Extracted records
## BEGIN
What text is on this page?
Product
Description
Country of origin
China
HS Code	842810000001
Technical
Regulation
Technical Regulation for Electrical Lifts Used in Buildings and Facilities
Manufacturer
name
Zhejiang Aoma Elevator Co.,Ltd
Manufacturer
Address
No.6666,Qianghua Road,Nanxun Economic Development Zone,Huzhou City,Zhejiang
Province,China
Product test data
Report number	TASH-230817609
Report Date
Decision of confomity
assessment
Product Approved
## END
Problem
Copy each line from the records above that includes the string "Report".

The completed task
Report number	TASH-230817609
Report Date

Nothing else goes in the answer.